### Requirement
Copy out all lines in the data below containing the string "list".

[Records from a dataset]
────────────────

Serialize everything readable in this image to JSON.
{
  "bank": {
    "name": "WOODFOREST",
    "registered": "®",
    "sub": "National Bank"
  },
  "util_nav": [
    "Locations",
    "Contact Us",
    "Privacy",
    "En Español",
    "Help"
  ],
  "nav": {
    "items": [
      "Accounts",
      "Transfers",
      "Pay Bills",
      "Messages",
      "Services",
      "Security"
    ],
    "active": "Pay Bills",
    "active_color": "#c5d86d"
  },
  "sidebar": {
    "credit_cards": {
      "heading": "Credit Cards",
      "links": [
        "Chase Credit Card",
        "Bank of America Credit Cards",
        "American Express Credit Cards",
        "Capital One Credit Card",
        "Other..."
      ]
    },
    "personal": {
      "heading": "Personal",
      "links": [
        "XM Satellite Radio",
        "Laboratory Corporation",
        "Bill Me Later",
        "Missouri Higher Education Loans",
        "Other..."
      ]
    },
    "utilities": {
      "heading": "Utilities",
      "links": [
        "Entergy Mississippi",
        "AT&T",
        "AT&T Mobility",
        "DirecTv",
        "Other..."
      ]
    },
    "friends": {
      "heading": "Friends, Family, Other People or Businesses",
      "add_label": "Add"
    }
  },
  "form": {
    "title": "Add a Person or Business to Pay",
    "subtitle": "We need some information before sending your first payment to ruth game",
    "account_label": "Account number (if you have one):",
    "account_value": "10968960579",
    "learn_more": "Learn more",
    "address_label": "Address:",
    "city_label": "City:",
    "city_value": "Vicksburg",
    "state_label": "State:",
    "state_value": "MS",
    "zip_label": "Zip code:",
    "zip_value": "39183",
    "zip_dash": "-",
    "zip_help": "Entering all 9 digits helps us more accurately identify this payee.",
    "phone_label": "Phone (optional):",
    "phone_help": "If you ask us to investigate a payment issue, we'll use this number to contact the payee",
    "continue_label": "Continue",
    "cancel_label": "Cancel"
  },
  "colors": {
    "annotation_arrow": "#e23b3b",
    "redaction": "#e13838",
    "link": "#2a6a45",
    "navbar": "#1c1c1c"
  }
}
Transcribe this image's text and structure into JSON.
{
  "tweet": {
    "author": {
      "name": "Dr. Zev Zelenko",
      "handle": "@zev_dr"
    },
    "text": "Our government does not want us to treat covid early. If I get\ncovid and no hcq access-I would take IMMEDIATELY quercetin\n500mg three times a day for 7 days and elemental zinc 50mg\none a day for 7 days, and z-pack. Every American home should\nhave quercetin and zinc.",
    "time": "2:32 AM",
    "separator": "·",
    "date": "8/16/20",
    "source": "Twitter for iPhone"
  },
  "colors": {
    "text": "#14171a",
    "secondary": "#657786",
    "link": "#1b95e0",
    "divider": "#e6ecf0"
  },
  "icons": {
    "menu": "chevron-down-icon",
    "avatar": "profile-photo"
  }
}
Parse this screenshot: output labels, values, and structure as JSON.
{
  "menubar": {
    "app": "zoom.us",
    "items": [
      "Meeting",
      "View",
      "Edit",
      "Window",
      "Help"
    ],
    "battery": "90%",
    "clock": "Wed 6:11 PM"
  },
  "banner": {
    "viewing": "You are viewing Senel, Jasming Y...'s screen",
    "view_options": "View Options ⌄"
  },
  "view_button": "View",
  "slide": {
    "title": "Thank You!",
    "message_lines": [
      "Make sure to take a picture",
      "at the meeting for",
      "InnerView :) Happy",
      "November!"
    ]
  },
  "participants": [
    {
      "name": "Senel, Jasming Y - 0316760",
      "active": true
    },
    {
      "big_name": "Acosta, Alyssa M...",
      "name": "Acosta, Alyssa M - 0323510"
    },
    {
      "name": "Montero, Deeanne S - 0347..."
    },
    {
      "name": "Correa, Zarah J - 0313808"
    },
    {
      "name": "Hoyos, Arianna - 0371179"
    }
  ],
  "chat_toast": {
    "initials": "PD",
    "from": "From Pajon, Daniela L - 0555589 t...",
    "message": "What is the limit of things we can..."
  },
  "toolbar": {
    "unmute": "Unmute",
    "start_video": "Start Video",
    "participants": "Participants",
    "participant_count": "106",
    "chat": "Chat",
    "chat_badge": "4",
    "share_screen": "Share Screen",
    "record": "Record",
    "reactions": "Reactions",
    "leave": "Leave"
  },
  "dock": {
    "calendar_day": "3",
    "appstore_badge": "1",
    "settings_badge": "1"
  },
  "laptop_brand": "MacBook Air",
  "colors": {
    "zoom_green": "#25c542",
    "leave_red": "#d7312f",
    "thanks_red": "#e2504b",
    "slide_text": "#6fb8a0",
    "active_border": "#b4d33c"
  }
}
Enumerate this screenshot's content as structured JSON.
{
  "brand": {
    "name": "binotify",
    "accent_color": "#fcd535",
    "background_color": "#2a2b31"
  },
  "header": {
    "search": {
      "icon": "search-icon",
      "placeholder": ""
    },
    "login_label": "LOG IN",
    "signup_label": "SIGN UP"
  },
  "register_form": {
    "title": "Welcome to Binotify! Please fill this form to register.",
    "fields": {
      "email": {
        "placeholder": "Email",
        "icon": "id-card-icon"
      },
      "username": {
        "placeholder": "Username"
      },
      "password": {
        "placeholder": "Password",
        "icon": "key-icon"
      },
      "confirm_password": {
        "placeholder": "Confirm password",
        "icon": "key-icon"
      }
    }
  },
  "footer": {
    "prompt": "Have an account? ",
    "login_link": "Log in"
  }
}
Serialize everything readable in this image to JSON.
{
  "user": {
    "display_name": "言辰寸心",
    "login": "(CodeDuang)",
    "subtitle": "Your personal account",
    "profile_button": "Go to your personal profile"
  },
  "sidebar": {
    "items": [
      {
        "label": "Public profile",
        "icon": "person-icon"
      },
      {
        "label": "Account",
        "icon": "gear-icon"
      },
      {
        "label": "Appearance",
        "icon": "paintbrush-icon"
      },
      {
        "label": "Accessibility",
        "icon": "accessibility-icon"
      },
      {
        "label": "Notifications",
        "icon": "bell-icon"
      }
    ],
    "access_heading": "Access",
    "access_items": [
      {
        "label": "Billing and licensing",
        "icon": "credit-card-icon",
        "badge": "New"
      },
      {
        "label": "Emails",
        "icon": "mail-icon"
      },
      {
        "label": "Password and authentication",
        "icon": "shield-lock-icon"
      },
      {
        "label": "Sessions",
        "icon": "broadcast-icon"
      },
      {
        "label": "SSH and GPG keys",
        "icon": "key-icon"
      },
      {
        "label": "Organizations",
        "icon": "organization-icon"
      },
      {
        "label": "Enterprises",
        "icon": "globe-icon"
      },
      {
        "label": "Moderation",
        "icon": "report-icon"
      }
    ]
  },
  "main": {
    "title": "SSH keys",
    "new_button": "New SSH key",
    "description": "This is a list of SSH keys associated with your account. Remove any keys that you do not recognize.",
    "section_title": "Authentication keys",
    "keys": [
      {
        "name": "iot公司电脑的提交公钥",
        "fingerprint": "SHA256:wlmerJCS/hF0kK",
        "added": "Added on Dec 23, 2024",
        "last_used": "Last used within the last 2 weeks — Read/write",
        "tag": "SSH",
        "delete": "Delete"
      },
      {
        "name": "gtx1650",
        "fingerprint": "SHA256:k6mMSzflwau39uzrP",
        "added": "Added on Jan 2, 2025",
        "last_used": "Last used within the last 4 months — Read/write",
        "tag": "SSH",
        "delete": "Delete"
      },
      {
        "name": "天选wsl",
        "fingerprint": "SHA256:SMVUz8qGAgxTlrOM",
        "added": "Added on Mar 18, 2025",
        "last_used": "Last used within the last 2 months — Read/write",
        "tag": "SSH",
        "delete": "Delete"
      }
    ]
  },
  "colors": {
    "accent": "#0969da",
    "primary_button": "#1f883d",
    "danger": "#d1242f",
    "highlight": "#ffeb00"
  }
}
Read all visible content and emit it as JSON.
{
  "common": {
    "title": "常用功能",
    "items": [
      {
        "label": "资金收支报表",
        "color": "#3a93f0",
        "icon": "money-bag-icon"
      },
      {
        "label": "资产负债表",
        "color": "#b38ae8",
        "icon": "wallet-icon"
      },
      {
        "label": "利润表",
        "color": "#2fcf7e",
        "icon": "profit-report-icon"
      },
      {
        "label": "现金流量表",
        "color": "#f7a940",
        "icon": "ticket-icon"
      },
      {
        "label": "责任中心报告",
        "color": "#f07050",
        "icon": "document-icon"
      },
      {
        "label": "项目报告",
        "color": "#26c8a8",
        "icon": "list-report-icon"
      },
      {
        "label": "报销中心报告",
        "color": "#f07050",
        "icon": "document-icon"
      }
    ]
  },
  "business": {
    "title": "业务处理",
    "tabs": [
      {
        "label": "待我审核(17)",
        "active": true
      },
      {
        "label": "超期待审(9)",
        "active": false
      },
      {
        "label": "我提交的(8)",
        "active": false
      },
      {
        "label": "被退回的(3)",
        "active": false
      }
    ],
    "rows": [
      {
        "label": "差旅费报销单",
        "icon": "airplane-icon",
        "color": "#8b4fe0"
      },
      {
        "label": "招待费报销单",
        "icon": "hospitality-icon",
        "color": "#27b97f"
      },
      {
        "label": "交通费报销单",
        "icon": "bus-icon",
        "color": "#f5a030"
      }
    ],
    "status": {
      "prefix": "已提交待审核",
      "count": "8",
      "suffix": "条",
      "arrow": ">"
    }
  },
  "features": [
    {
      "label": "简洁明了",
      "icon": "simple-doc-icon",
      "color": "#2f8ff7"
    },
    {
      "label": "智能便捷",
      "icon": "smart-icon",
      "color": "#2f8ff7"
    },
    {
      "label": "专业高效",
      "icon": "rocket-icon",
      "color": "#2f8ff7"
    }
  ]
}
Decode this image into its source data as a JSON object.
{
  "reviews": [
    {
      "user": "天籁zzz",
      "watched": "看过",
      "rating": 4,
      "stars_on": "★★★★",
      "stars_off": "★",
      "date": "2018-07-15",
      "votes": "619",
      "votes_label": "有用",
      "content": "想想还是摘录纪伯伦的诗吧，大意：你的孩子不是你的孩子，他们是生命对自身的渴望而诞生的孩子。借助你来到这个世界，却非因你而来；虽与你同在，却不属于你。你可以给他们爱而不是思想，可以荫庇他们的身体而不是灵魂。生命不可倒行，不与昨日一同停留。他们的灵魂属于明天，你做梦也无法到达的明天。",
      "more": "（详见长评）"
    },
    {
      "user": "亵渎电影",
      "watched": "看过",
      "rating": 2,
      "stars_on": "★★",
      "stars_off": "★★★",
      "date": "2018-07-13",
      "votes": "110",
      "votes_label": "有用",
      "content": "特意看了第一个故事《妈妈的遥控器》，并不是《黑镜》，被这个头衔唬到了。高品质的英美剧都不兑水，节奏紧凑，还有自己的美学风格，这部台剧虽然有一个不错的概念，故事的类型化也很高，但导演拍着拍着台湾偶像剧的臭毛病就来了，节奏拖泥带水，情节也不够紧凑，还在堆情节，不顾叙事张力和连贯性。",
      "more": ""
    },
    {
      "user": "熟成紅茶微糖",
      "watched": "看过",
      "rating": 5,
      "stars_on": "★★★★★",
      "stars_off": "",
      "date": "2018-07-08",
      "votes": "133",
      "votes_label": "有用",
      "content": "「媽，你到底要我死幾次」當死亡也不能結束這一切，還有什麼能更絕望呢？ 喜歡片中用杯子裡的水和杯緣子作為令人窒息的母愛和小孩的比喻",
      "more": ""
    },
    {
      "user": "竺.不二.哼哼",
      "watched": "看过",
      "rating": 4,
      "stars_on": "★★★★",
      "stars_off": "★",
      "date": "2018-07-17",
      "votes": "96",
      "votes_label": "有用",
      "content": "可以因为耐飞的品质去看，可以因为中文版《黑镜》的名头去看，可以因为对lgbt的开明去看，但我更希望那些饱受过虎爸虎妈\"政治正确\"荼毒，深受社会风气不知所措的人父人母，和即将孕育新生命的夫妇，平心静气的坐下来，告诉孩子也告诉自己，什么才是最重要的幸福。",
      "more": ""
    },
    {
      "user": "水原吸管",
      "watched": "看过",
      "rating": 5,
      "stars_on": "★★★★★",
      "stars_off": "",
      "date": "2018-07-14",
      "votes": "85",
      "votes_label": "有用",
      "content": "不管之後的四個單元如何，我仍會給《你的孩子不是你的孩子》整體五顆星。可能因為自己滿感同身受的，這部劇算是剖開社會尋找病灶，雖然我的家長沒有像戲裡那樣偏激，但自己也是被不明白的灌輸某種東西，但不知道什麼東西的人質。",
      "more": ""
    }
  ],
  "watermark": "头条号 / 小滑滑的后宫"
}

────────────────

### Response to the exercise
    "description": "This is a list of SSH keys associated with your account. Remove any keys that you do not recognize.",
        "icon": "list-report-icon"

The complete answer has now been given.